**Data to use**:

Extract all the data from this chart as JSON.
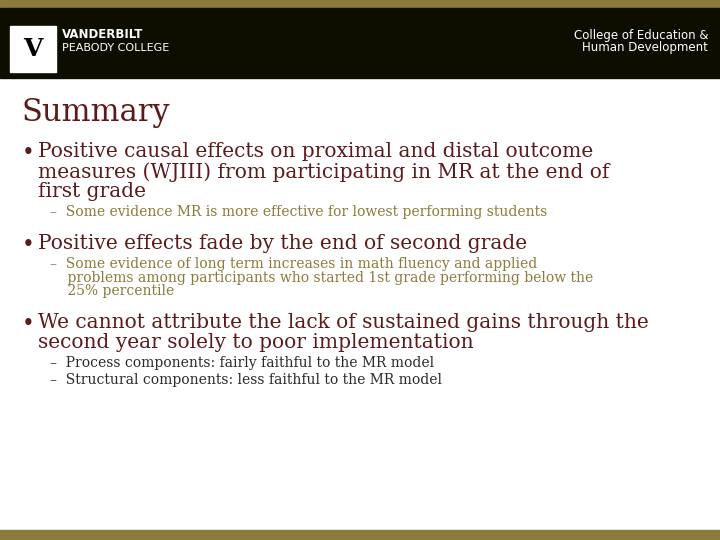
{
  "bg_color": "#ffffff",
  "header_bar_color": "#0d0d00",
  "top_stripe_color": "#8B7A3A",
  "bottom_stripe_color": "#8B7A3A",
  "title": "Summary",
  "title_color": "#5c1a1a",
  "title_fontsize": 22,
  "bullet_color": "#5c1a1a",
  "bullet_fontsize": 14.5,
  "sub_color": "#8B7A3A",
  "sub_fontsize": 10,
  "sub2_color": "#2a2a2a",
  "sub2_fontsize": 10,
  "header_text_left1": "VANDERBILT",
  "header_text_left2": "PEABODY COLLEGE",
  "header_text_right1": "College of Education &",
  "header_text_right2": "Human Development",
  "header_fontsize": 8.5,
  "bullets": [
    {
      "text": "Positive causal effects on proximal and distal outcome\nmeasures (WJIII) from participating in MR at the end of\nfirst grade",
      "subs": [
        {
          "text": "–  Some evidence MR is more effective for lowest performing students",
          "color": "#8B7A3A"
        }
      ]
    },
    {
      "text": "Positive effects fade by the end of second grade",
      "subs": [
        {
          "text": "–  Some evidence of long term increases in math fluency and applied\n    problems among participants who started 1st grade performing below the\n    25% percentile",
          "color": "#8B7A3A"
        }
      ]
    },
    {
      "text": "We cannot attribute the lack of sustained gains through the\nsecond year solely to poor implementation",
      "subs": [
        {
          "text": "–  Process components: fairly faithful to the MR model",
          "color": "#2a2a2a"
        },
        {
          "text": "–  Structural components: less faithful to the MR model",
          "color": "#2a2a2a"
        }
      ]
    }
  ]
}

**Objective**: Print every entry exactly as written, without the pictures.

**Output of the task**:
Extract all the data from this chart as JSON.
{
  "bg_color": "#ffffff",
  "header_bar_color": "#0d0d00",
  "top_stripe_color": "#8B7A3A",
  "bottom_stripe_color": "#8B7A3A",
  "title": "Summary",
  "title_color": "#5c1a1a",
  "title_fontsize": 22,
  "bullet_color": "#5c1a1a",
  "bullet_fontsize": 14.5,
  "sub_color": "#8B7A3A",
  "sub_fontsize": 10,
  "sub2_color": "#2a2a2a",
  "sub2_fontsize": 10,
  "header_text_left1": "VANDERBILT",
  "header_text_left2": "PEABODY COLLEGE",
  "header_text_right1": "College of Education &",
  "header_text_right2": "Human Development",
  "header_fontsize": 8.5,
  "bullets": [
    {
      "text": "Positive causal effects on proximal and distal outcome\nmeasures (WJIII) from participating in MR at the end of\nfirst grade",
      "subs": [
        {
          "text": "–  Some evidence MR is more effective for lowest performing students",
          "color": "#8B7A3A"
        }
      ]
    },
    {
      "text": "Positive effects fade by the end of second grade",
      "subs": [
        {
          "text": "–  Some evidence of long term increases in math fluency and applied\n    problems among participants who started 1st grade performing below the\n    25% percentile",
          "color": "#8B7A3A"
        }
      ]
    },
    {
      "text": "We cannot attribute the lack of sustained gains through the\nsecond year solely to poor implementation",
      "subs": [
        {
          "text": "–  Process components: fairly faithful to the MR model",
          "color": "#2a2a2a"
        },
        {
          "text": "–  Structural components: less faithful to the MR model",
          "color": "#2a2a2a"
        }
      ]
    }
  ]
}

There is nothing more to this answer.